:: Provided data ::
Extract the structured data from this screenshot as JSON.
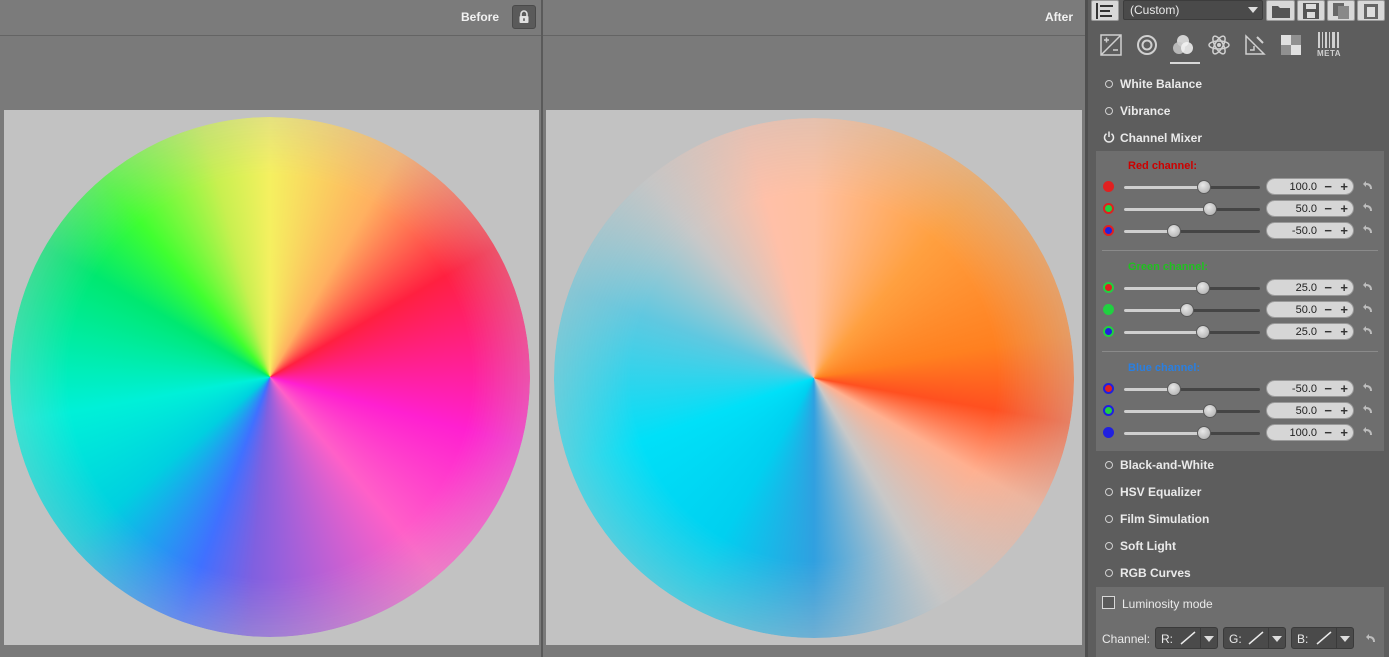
{
  "preview": {
    "before_label": "Before",
    "after_label": "After"
  },
  "toolbar": {
    "profile_value": "(Custom)"
  },
  "tabs": [
    "exposure-tab",
    "detail-tab",
    "color-tab",
    "advanced-tab",
    "transform-tab",
    "raw-tab",
    "metadata-tab"
  ],
  "metadata_tab_label": "META",
  "sections_top": [
    {
      "title": "White Balance"
    },
    {
      "title": "Vibrance"
    },
    {
      "title": "Channel Mixer"
    }
  ],
  "channel_mixer": {
    "red": {
      "title": "Red channel:",
      "color": "#cc0000",
      "rows": [
        {
          "value": "100.0",
          "fraction": 0.59,
          "swatch": "red"
        },
        {
          "value": "50.0",
          "fraction": 0.63,
          "swatch": "green"
        },
        {
          "value": "-50.0",
          "fraction": 0.37,
          "swatch": "blue"
        }
      ]
    },
    "green": {
      "title": "Green channel:",
      "color": "#20c020",
      "rows": [
        {
          "value": "25.0",
          "fraction": 0.58,
          "swatch": "red"
        },
        {
          "value": "50.0",
          "fraction": 0.46,
          "swatch": "green"
        },
        {
          "value": "25.0",
          "fraction": 0.58,
          "swatch": "blue"
        }
      ]
    },
    "blue": {
      "title": "Blue channel:",
      "color": "#2a7fe0",
      "rows": [
        {
          "value": "-50.0",
          "fraction": 0.37,
          "swatch": "red"
        },
        {
          "value": "50.0",
          "fraction": 0.63,
          "swatch": "green"
        },
        {
          "value": "100.0",
          "fraction": 0.59,
          "swatch": "blue"
        }
      ]
    }
  },
  "sections_bottom": [
    {
      "title": "Black-and-White"
    },
    {
      "title": "HSV Equalizer"
    },
    {
      "title": "Film Simulation"
    },
    {
      "title": "Soft Light"
    },
    {
      "title": "RGB Curves"
    }
  ],
  "rgb_curves": {
    "luminosity_label": "Luminosity mode",
    "channel_label": "Channel:",
    "r_label": "R:",
    "g_label": "G:",
    "b_label": "B:"
  }
}
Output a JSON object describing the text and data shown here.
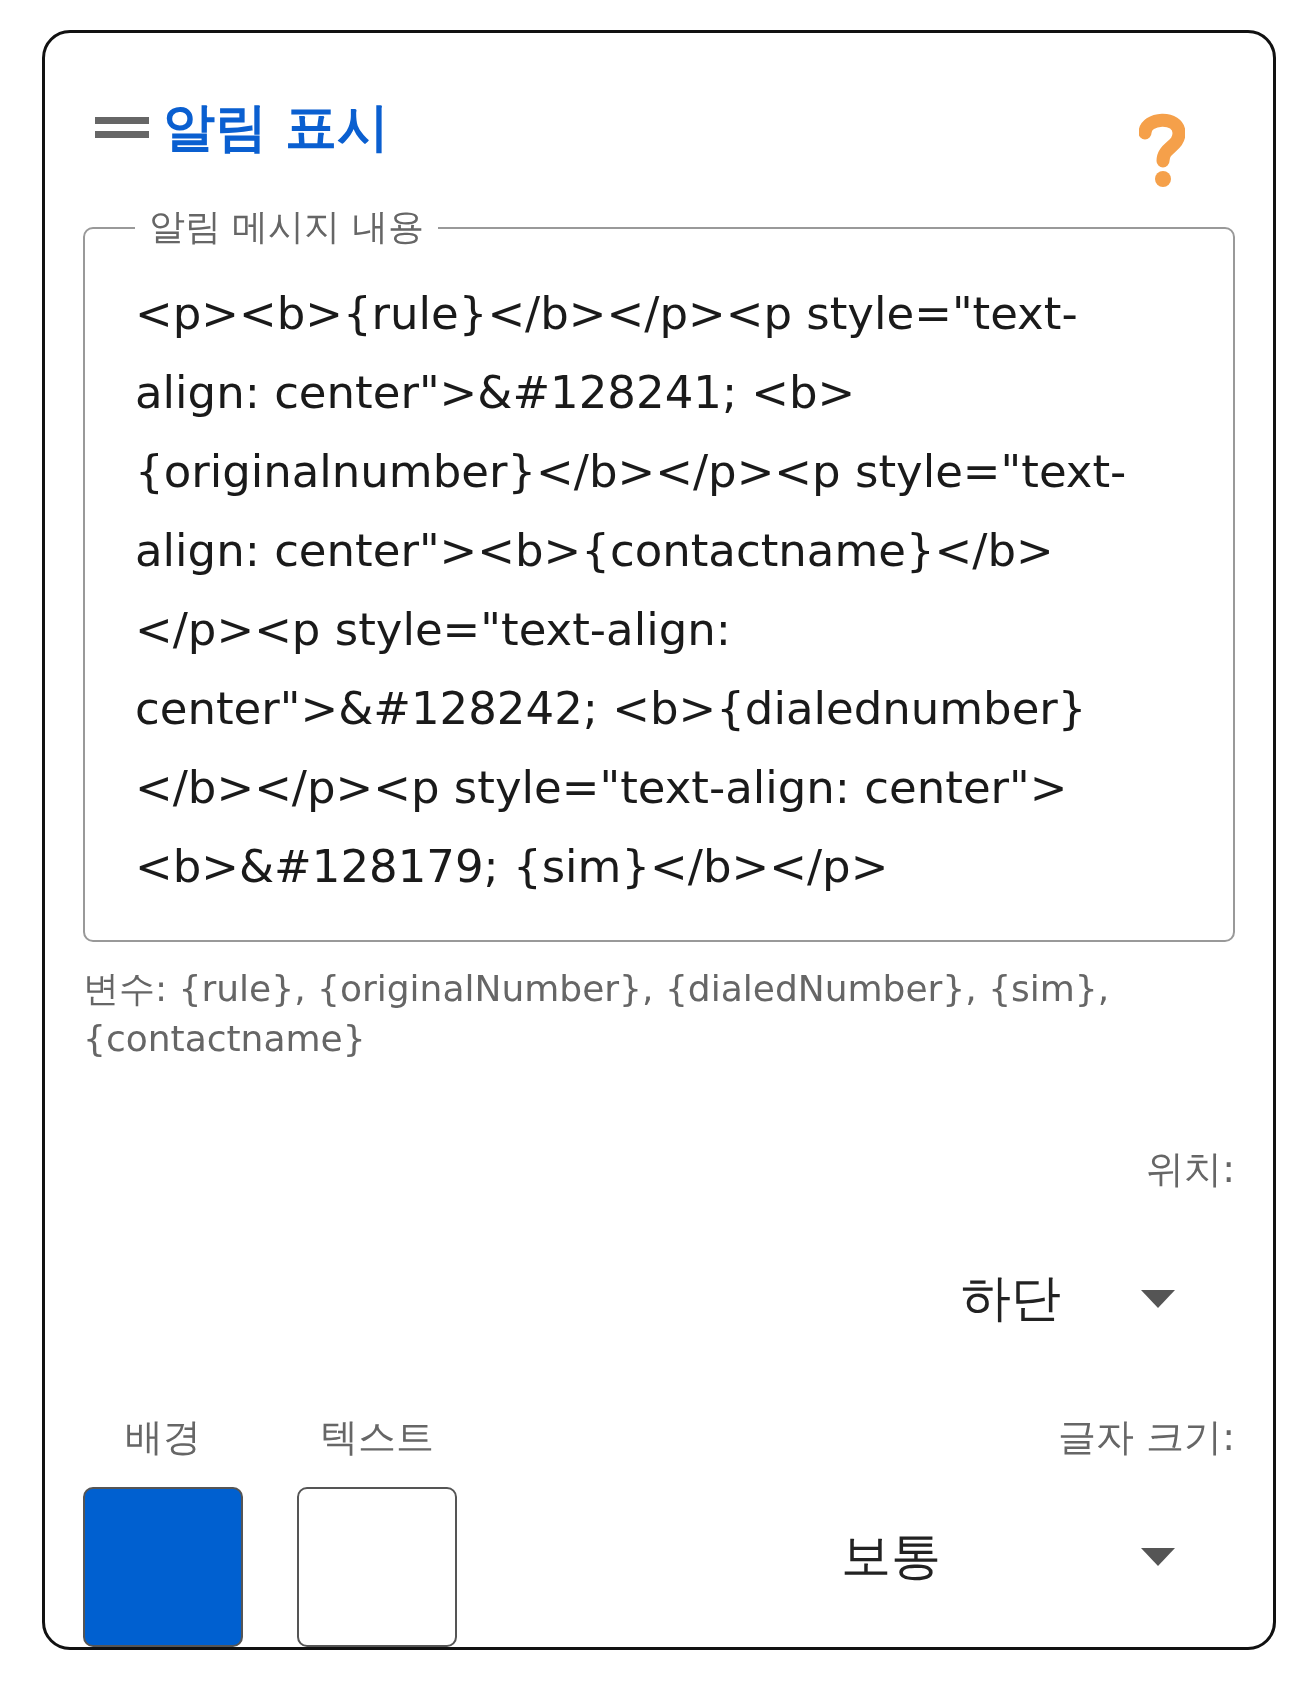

:: Do this ::
Leaving the pictures aside, transcribe the entire listing exactly.

:: The answer ::
Extract the structured data from this screenshot as JSON.
{
  "preview": {
    "before_label": "Before",
    "after_label": "After"
  },
  "toolbar": {
    "profile_value": "(Custom)"
  },
  "tabs": [
    "exposure-tab",
    "detail-tab",
    "color-tab",
    "advanced-tab",
    "transform-tab",
    "raw-tab",
    "metadata-tab"
  ],
  "metadata_tab_label": "META",
  "sections_top": [
    {
      "title": "White Balance"
    },
    {
      "title": "Vibrance"
    },
    {
      "title": "Channel Mixer"
    }
  ],
  "channel_mixer": {
    "red": {
      "title": "Red channel:",
      "color": "#cc0000",
      "rows": [
        {
          "value": "100.0",
          "fraction": 0.59,
          "swatch": "red"
        },
        {
          "value": "50.0",
          "fraction": 0.63,
          "swatch": "green"
        },
        {
          "value": "-50.0",
          "fraction": 0.37,
          "swatch": "blue"
        }
      ]
    },
    "green": {
      "title": "Green channel:",
      "color": "#20c020",
      "rows": [
        {
          "value": "25.0",
          "fraction": 0.58,
          "swatch": "red"
        },
        {
          "value": "50.0",
          "fraction": 0.46,
          "swatch": "green"
        },
        {
          "value": "25.0",
          "fraction": 0.58,
          "swatch": "blue"
        }
      ]
    },
    "blue": {
      "title": "Blue channel:",
      "color": "#2a7fe0",
      "rows": [
        {
          "value": "-50.0",
          "fraction": 0.37,
          "swatch": "red"
        },
        {
          "value": "50.0",
          "fraction": 0.63,
          "swatch": "green"
        },
        {
          "value": "100.0",
          "fraction": 0.59,
          "swatch": "blue"
        }
      ]
    }
  },
  "sections_bottom": [
    {
      "title": "Black-and-White"
    },
    {
      "title": "HSV Equalizer"
    },
    {
      "title": "Film Simulation"
    },
    {
      "title": "Soft Light"
    },
    {
      "title": "RGB Curves"
    }
  ],
  "rgb_curves": {
    "luminosity_label": "Luminosity mode",
    "channel_label": "Channel:",
    "r_label": "R:",
    "g_label": "G:",
    "b_label": "B:"
  }
}
Output a JSON object describing the text and data shown here.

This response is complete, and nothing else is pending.